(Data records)
■ ■ ■ ■
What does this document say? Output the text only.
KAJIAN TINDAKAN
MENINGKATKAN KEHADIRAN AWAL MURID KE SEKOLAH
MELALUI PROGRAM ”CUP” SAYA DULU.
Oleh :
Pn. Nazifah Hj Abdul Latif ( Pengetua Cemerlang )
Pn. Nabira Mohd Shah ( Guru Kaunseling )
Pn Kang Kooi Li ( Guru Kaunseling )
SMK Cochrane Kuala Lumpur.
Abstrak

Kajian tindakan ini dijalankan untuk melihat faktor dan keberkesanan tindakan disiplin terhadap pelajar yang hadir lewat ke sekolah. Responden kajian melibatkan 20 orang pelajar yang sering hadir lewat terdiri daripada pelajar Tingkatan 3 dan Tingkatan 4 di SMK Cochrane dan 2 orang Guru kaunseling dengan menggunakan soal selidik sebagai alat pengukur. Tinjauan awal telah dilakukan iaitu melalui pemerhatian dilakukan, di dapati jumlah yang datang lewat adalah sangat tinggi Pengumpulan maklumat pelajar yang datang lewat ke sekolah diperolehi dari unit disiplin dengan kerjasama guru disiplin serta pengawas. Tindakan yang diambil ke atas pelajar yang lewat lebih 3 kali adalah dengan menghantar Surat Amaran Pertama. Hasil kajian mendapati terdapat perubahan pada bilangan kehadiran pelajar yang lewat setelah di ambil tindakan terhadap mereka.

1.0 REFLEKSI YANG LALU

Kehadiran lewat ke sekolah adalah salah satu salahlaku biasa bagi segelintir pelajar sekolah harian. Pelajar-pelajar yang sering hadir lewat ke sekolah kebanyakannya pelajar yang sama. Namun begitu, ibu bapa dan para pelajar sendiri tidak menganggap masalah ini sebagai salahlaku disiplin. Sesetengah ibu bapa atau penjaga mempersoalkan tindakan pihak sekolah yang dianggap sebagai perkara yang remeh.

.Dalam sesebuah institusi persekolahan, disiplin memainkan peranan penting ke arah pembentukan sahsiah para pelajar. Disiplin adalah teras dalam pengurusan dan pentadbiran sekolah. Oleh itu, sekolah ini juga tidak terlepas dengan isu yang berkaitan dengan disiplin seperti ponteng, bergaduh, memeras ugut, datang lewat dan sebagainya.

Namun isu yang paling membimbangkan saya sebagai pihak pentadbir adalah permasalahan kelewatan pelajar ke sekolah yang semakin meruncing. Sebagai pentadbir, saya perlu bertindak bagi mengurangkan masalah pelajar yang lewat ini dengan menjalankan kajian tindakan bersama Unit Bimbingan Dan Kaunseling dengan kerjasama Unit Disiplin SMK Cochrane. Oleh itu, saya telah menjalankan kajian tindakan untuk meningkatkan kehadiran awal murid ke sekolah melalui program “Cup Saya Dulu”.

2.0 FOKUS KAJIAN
■ ■ ■ ■
> WHAT TO WORK ON
Read the data above and pull out each line that holds the string "datang".

> EXERCISE RESPONSE
Kajian tindakan ini dijalankan untuk melihat faktor dan keberkesanan tindakan disiplin terhadap pelajar yang hadir lewat ke sekolah. Responden kajian melibatkan 20 orang pelajar yang sering hadir lewat terdiri daripada pelajar Tingkatan 3 dan Tingkatan 4 di SMK Cochrane dan 2 orang Guru kaunseling dengan menggunakan soal selidik sebagai alat pengukur. Tinjauan awal telah dilakukan iaitu melalui pemerhatian dilakukan, di dapati jumlah yang datang lewat adalah sangat tinggi Pengumpulan maklumat pelajar yang datang lewat ke sekolah diperolehi dari unit disiplin dengan kerjasama guru disiplin serta pengawas. Tindakan yang diambil ke atas pelajar yang lewat lebih 3 kali adalah dengan menghantar Surat Amaran Pertama. Hasil kajian mendapati terdapat perubahan pada bilangan kehadiran pelajar yang lewat setelah di ambil tindakan terhadap mereka.
.Dalam sesebuah institusi persekolahan, disiplin memainkan peranan penting ke arah pembentukan sahsiah para pelajar. Disiplin adalah teras dalam pengurusan dan pentadbiran sekolah. Oleh itu, sekolah ini juga tidak terlepas dengan isu yang berkaitan dengan disiplin seperti ponteng, bergaduh, memeras ugut, datang lewat dan sebagainya.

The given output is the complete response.